* [Input rows]
==========
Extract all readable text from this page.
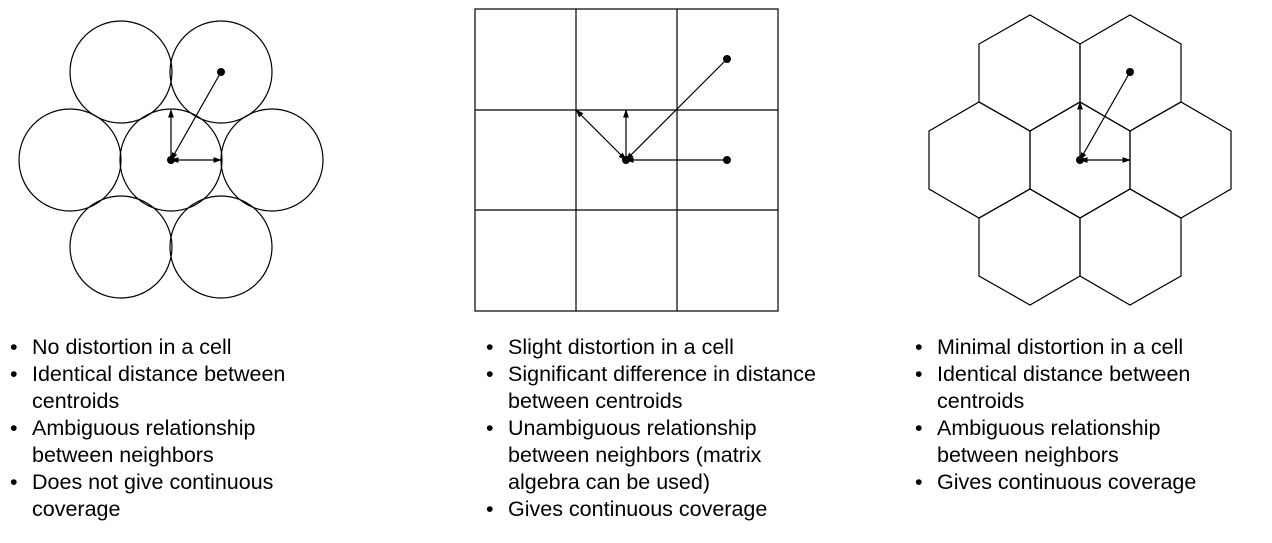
• No distortion in a cell
• Identical distance between centroids
• Ambiguous relationship between neighbors
• Does not give continuous coverage
• Slight distortion in a cell
• Significant difference in distance between centroids
• Unambiguous relationship between neighbors (matrix algebra can be used)
• Gives continuous coverage
• Minimal distortion in a cell
• Identical distance between centroids
• Ambiguous relationship between neighbors
• Gives continuous coverage
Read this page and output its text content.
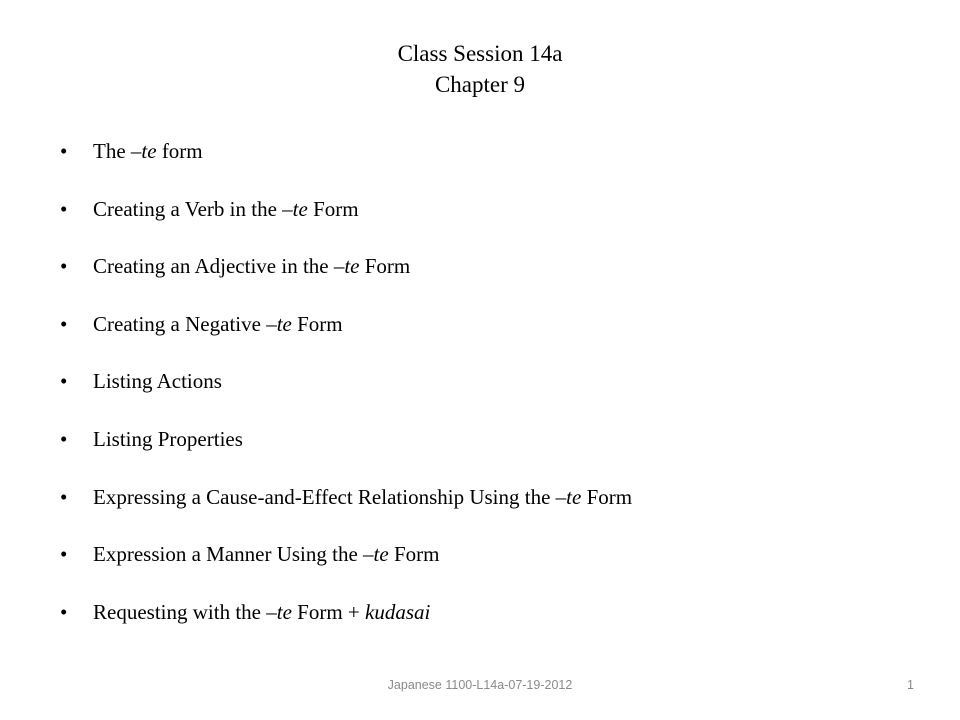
Class Session 14a
Chapter 9
• The –te form
• Creating a Verb in the –te Form
• Creating an Adjective in the –te Form
• Creating a Negative –te Form
• Listing Actions
• Listing Properties
• Expressing a Cause-and-Effect Relationship Using the –te Form
• Expression a Manner Using the –te Form
• Requesting with the –te Form + kudasai
Japanese 1100-L14a-07-19-2012	1
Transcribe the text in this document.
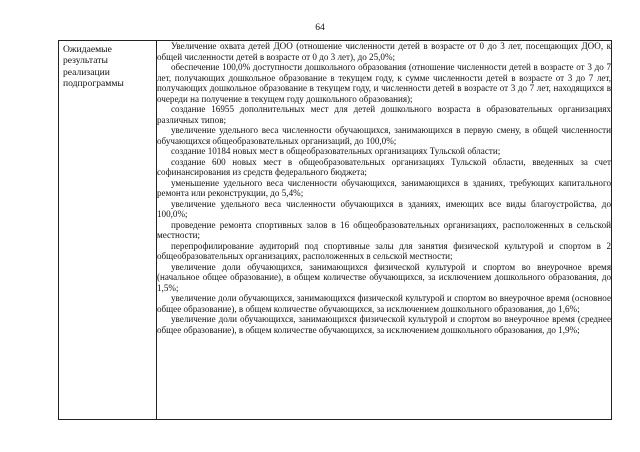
64
Ожидаемые результаты реализации подпрограммы

Увеличение охвата детей ДОО (отношение численности детей в возрасте от 0 до 3 лет, посещающих ДОО, к общей численности детей в возрасте от 0 до 3 лет), до 25,0%;

обеспечение 100,0% доступности дошкольного образования (отношение численности детей в возрасте от 3 до 7 лет, получающих дошкольное образование в текущем году, к сумме численности детей в возрасте от 3 до 7 лет, получающих дошкольное образование в текущем году, и численности детей в возрасте от 3 до 7 лет, находящихся в очереди на получение в текущем году дошкольного образования);

создание 16955 дополнительных мест для детей дошкольного возраста в образовательных организациях различных типов;

увеличение удельного веса численности обучающихся, занимающихся в первую смену, в общей численности обучающихся общеобразовательных организаций, до 100,0%;

создание 10184 новых мест в общеобразовательных организациях Тульской области;

создание 600 новых мест в общеобразовательных организациях Тульской области, введенных за счет софинансирования из средств федерального бюджета;

уменьшение удельного веса численности обучающихся, занимающихся в зданиях, требующих капитального ремонта или реконструкции, до 5,4%;

увеличение удельного веса численности обучающихся в зданиях, имеющих все виды благоустройства, до 100,0%;

проведение ремонта спортивных залов в 16 общеобразовательных организациях, расположенных в сельской местности;

перепрофилирование аудиторий под спортивные залы для занятия физической культурой и спортом в 2 общеобразовательных организациях, расположенных в сельской местности;

увеличение доли обучающихся, занимающихся физической культурой и спортом во внеурочное время (начальное общее образование), в общем количестве обучающихся, за исключением дошкольного образования, до 1,5%;

увеличение доли обучающихся, занимающихся физической культурой и спортом во внеурочное время (основное общее образование), в общем количестве обучающихся, за исключением дошкольного образования, до 1,6%;

увеличение доли обучающихся, занимающихся физической культурой и спортом во внеурочное время (среднее общее образование), в общем количестве обучающихся, за исключением дошкольного образования, до 1,9%;
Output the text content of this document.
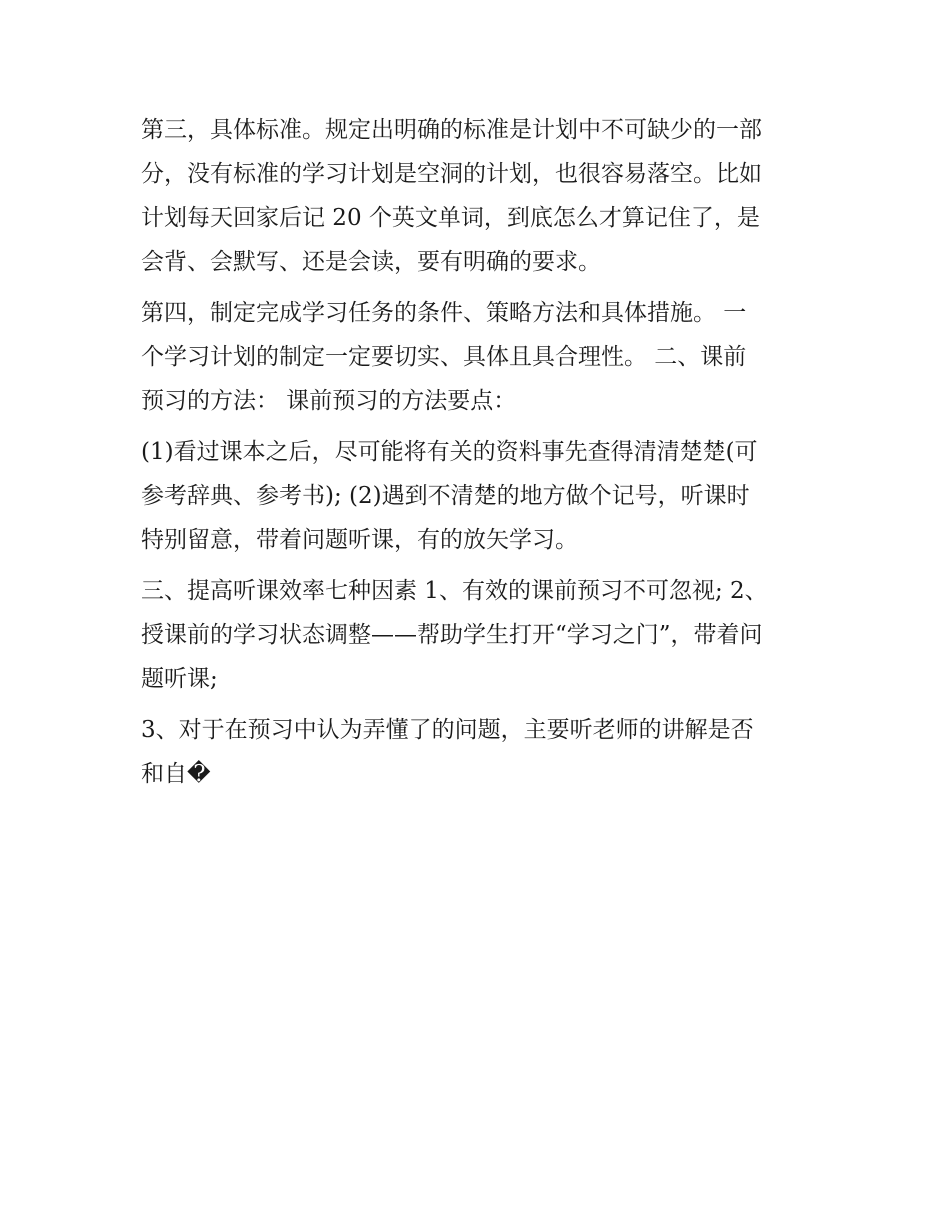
第三，具体标准。规定出明确的标准是计划中不可缺少的一部
分，没有标准的学习计划是空洞的计划，也很容易落空。比如
计划每天回家后记 20 个英文单词，到底怎么才算记住了，是
会背、会默写、还是会读，要有明确的要求。

第四，制定完成学习任务的条件、策略方法和具体措施。 一
个学习计划的制定一定要切实、具体且具合理性。 二、课前
预习的方法： 课前预习的方法要点：

(1)看过课本之后，尽可能将有关的资料事先查得清清楚楚(可
参考辞典、参考书); (2)遇到不清楚的地方做个记号，听课时
特别留意，带着问题听课，有的放矢学习。

三、提高听课效率七种因素 1、有效的课前预习不可忽视; 2、
授课前的学习状态调整——帮助学生打开“学习之门”，带着问
题听课;

3、对于在预习中认为弄懂了的问题，主要听老师的讲解是否
和自�
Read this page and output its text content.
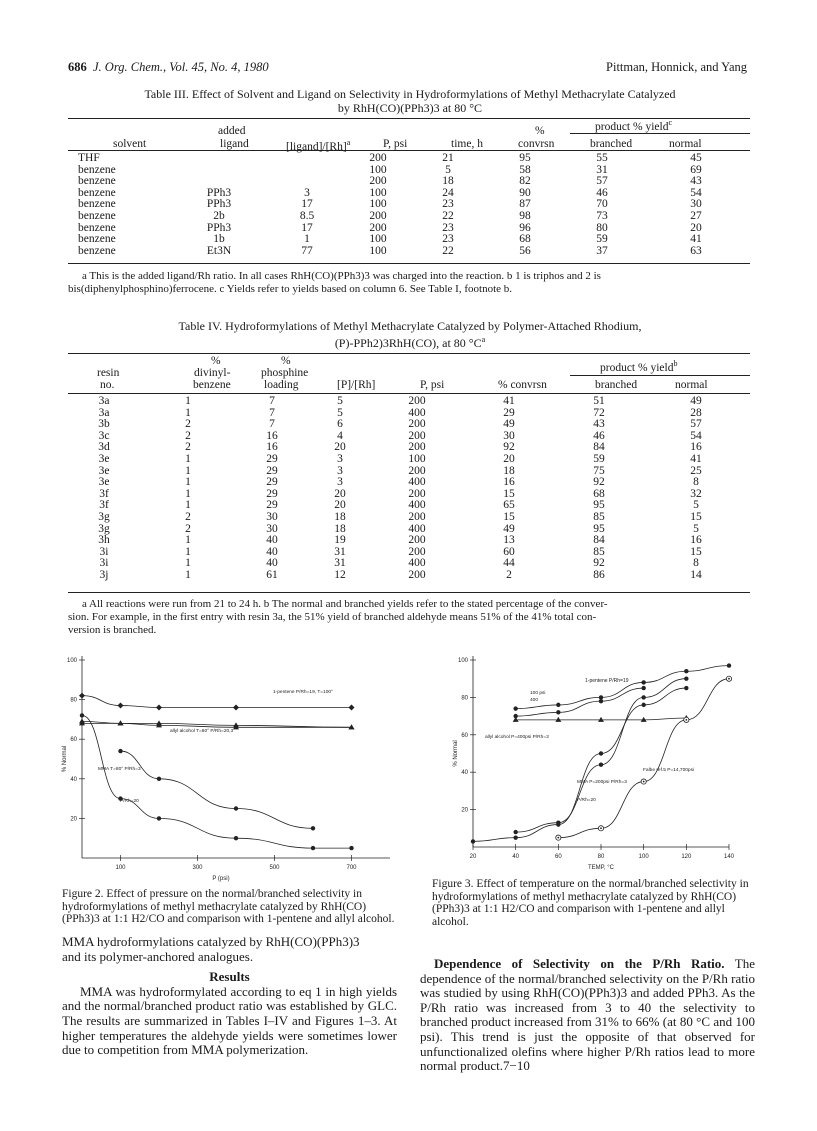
686 J. Org. Chem., Vol. 45, No. 4, 1980	Pittman, Honnick, and Yang
Table III. Effect of Solvent and Ligand on Selectivity in Hydroformylations of Methyl Methacrylate Catalyzed
by RhH(CO)(PPh3)3 at 80 °C
added	%	product % yield$^c$
solvent	ligand	$[ligand]/[Rh]^a$	P, psi	time, h	convrsn	branched	normal
THF			200	21	95	55	45
benzene			100	5	58	31	69
benzene			200	18	82	57	43
benzene	PPh3	3	100	24	90	46	54
benzene	PPh3	17	100	23	87	70	30
benzene	2b	8.5	200	22	98	73	27
benzene	PPh3	17	200	23	96	80	20
benzene	1b	1	100	23	68	59	41
benzene	Et3N	77	100	22	56	37	63
a This is the added ligand/Rh ratio. In all cases RhH(CO)(PPh3)3 was charged into the reaction. b 1 is triphos and 2 is
bis(diphenylphosphino)ferrocene. c Yields refer to yields based on column 6. See Table I, footnote b.
Table IV. Hydroformylations of Methyl Methacrylate Catalyzed by Polymer-Attached Rhodium,
(P)-PPh2)3RhH(CO), at 80 $^\circ C^a$
%	%
product % yield$^b$
resin	divinyl-	phosphine
no.	benzene	loading	[P]/[Rh]	P, psi	% convrsn	branched	normal
3a	1	7	5	200	41	51	49
3a	1	7	5	400	29	72	28
3b	2	7	6	200	49	43	57
3c	2	16	4	200	30	46	54
3d	2	16	20	200	92	84	16
3e	1	29	3	100	20	59	41
3e	1	29	3	200	18	75	25
3e	1	29	3	400	16	92	8
3f	1	29	20	200	15	68	32
3f	1	29	20	400	65	95	5
3g	2	30	18	200	15	85	15
3g	2	30	18	400	49	95	5
3h	1	40	19	200	13	84	16
3i	1	40	31	200	60	85	15
3i	1	40	31	400	44	92	8
3j	1	61	12	200	2	86	14
a All reactions were run from 21 to 24 h. b The normal and branched yields refer to the stated percentage of the conver-
sion. For example, in the first entry with resin 3a, the 51% yield of branched aldehyde means 51% of the 41% total con-
version is branched.
20
40
60
80
100
100	300	500	700
P (psi)
% Normal
1-pentene P/Rh=19, T=100°
allyl alcohol T=60° P/Rh=20,3
MMA T=80° P/Rh=3
P/Rh=20
Figure 2. Effect of pressure on the normal/branched selectivity in hydroformylations of methyl methacrylate catalyzed by RhH(CO)(PPh3)3 at 1:1 H2/CO and comparison with 1-pentene and allyl alcohol.
20
40
60
80
100
20	40	60	80	100	120	140
TEMP, °C
% Normal
1-pentene P/Rh=19
100 psi
400
allyl alcohol P=400psi P/Rh=3
MMA P=200psi P/Rh=3
P/Rh=20
Falbe ref.5 P=14,700psi
Figure 3. Effect of temperature on the normal/branched selectivity in hydroformylations of methyl methacrylate catalyzed by RhH(CO)(PPh3)3 at 1:1 H2/CO and comparison with 1-pentene and allyl alcohol.
MMA hydroformylations catalyzed by RhH(CO)(PPh3)3
and its polymer-anchored analogues.
Results
MMA was hydroformylated according to eq 1 in high yields and the normal/branched product ratio was established by GLC. The results are summarized in Tables I–IV and Figures 1–3. At higher temperatures the aldehyde yields were sometimes lower due to competition from MMA polymerization.
Dependence of Selectivity on the P/Rh Ratio. The dependence of the normal/branched selectivity on the P/Rh ratio was studied by using RhH(CO)(PPh3)3 and added PPh3. As the P/Rh ratio was increased from 3 to 40 the selectivity to branched product increased from 31% to 66% (at 80 °C and 100 psi). This trend is just the opposite of that observed for unfunctionalized olefins where higher P/Rh ratios lead to more normal product.7−10
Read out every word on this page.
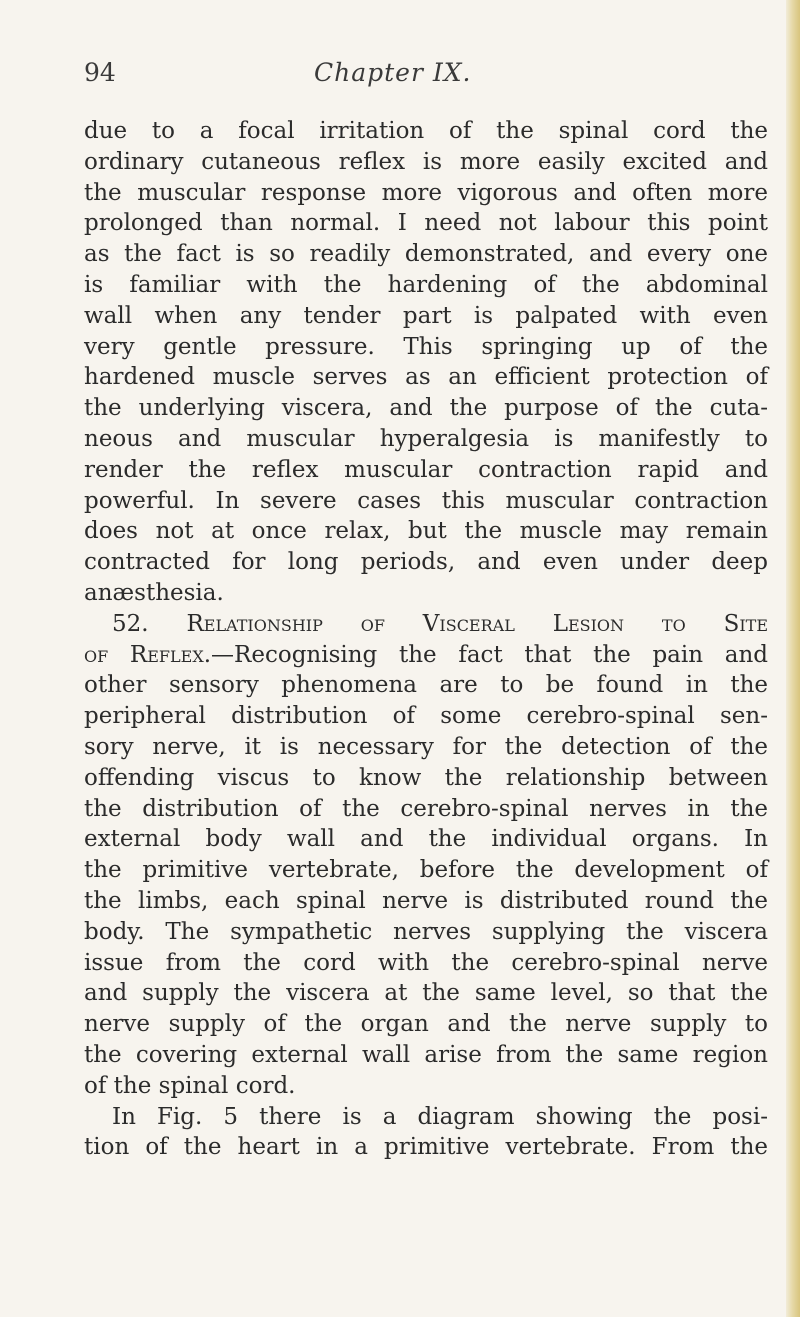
94	Chapter IX.
due to a focal irritation of the spinal cord the
ordinary cutaneous reflex is more easily excited and
the muscular response more vigorous and often more
prolonged than normal. I need not labour this point
as the fact is so readily demonstrated, and every one
is familiar with the hardening of the abdominal
wall when any tender part is palpated with even
very gentle pressure. This springing up of the
hardened muscle serves as an efficient protection of
the underlying viscera, and the purpose of the cuta-
neous and muscular hyperalgesia is manifestly to
render the reflex muscular contraction rapid and
powerful. In severe cases this muscular contraction
does not at once relax, but the muscle may remain
contracted for long periods, and even under deep
anæsthesia.
52. Relationship of Visceral Lesion to Site
of Reflex.—Recognising the fact that the pain and
other sensory phenomena are to be found in the
peripheral distribution of some cerebro-spinal sen-
sory nerve, it is necessary for the detection of the
offending viscus to know the relationship between
the distribution of the cerebro-spinal nerves in the
external body wall and the individual organs. In
the primitive vertebrate, before the development of
the limbs, each spinal nerve is distributed round the
body. The sympathetic nerves supplying the viscera
issue from the cord with the cerebro-spinal nerve
and supply the viscera at the same level, so that the
nerve supply of the organ and the nerve supply to
the covering external wall arise from the same region
of the spinal cord.
In Fig. 5 there is a diagram showing the posi-
tion of the heart in a primitive vertebrate. From the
==========
Go through the listing above and report how many of its lines contain the word "области", with only the number as output.

* [Exercise result]
2